The records below must be duplicated exactly, character for character.

══ RECORDS SUPPLIED ══

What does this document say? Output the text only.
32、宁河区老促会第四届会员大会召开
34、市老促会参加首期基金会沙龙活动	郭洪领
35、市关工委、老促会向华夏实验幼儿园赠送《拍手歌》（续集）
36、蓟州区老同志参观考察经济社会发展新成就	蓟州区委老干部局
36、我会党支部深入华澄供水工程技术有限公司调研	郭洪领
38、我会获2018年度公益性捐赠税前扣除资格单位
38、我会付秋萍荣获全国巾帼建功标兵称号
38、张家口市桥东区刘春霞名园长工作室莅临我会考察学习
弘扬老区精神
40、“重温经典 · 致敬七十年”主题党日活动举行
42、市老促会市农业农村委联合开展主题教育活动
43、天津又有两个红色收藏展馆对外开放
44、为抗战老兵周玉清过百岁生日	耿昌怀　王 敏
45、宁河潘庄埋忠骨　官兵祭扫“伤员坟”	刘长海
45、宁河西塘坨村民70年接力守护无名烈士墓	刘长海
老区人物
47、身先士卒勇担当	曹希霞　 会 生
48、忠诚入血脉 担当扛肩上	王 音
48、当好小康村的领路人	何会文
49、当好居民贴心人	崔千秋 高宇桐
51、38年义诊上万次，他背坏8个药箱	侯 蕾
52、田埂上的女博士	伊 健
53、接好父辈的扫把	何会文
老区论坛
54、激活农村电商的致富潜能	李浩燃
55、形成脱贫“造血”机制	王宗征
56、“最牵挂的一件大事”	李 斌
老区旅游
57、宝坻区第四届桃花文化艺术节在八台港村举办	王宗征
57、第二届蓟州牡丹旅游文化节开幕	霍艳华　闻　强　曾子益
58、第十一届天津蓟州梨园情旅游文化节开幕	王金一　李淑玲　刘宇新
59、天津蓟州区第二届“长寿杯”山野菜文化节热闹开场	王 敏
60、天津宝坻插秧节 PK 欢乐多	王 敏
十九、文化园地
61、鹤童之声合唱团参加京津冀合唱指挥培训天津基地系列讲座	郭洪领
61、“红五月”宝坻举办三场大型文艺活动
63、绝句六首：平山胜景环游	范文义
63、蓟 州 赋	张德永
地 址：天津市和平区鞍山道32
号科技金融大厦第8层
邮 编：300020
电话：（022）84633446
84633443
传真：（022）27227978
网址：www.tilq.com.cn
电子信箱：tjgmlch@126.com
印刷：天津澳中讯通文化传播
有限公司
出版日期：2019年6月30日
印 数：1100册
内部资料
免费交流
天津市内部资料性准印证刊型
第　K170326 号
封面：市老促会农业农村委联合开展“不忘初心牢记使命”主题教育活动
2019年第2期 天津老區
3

═══

◆ ANSWER BELOW
What does this document say? Output the text only.
32、宁河区老促会第四届会员大会召开
34、市老促会参加首期基金会沙龙活动	郭洪领
35、市关工委、老促会向华夏实验幼儿园赠送《拍手歌》（续集）
36、蓟州区老同志参观考察经济社会发展新成就	蓟州区委老干部局
36、我会党支部深入华澄供水工程技术有限公司调研	郭洪领
38、我会获2018年度公益性捐赠税前扣除资格单位
38、我会付秋萍荣获全国巾帼建功标兵称号
38、张家口市桥东区刘春霞名园长工作室莅临我会考察学习
弘扬老区精神
40、“重温经典 · 致敬七十年”主题党日活动举行
42、市老促会市农业农村委联合开展主题教育活动
43、天津又有两个红色收藏展馆对外开放
44、为抗战老兵周玉清过百岁生日	耿昌怀　王 敏
45、宁河潘庄埋忠骨　官兵祭扫“伤员坟”	刘长海
45、宁河西塘坨村民70年接力守护无名烈士墓	刘长海
老区人物
47、身先士卒勇担当	曹希霞　 会 生
48、忠诚入血脉 担当扛肩上	王 音
48、当好小康村的领路人	何会文
49、当好居民贴心人	崔千秋 高宇桐
51、38年义诊上万次，他背坏8个药箱	侯 蕾
52、田埂上的女博士	伊 健
53、接好父辈的扫把	何会文
老区论坛
54、激活农村电商的致富潜能	李浩燃
55、形成脱贫“造血”机制	王宗征
56、“最牵挂的一件大事”	李 斌
老区旅游
57、宝坻区第四届桃花文化艺术节在八台港村举办	王宗征
57、第二届蓟州牡丹旅游文化节开幕	霍艳华　闻　强　曾子益
58、第十一届天津蓟州梨园情旅游文化节开幕	王金一　李淑玲　刘宇新
59、天津蓟州区第二届“长寿杯”山野菜文化节热闹开场	王 敏
60、天津宝坻插秧节 PK 欢乐多	王 敏
十九、文化园地
61、鹤童之声合唱团参加京津冀合唱指挥培训天津基地系列讲座	郭洪领
61、“红五月”宝坻举办三场大型文艺活动
63、绝句六首：平山胜景环游	范文义
63、蓟 州 赋	张德永
地 址：天津市和平区鞍山道32
号科技金融大厦第8层
邮 编：300020
电话：（022）84633446
84633443
传真：（022）27227978
网址：www.tilq.com.cn
电子信箱：tjgmlch@126.com
印刷：天津澳中讯通文化传播
有限公司
出版日期：2019年6月30日
印 数：1100册
内部资料
免费交流
天津市内部资料性准印证刊型
第　K170326 号
封面：市老促会农业农村委联合开展“不忘初心牢记使命”主题教育活动
2019年第2期 天津老區
3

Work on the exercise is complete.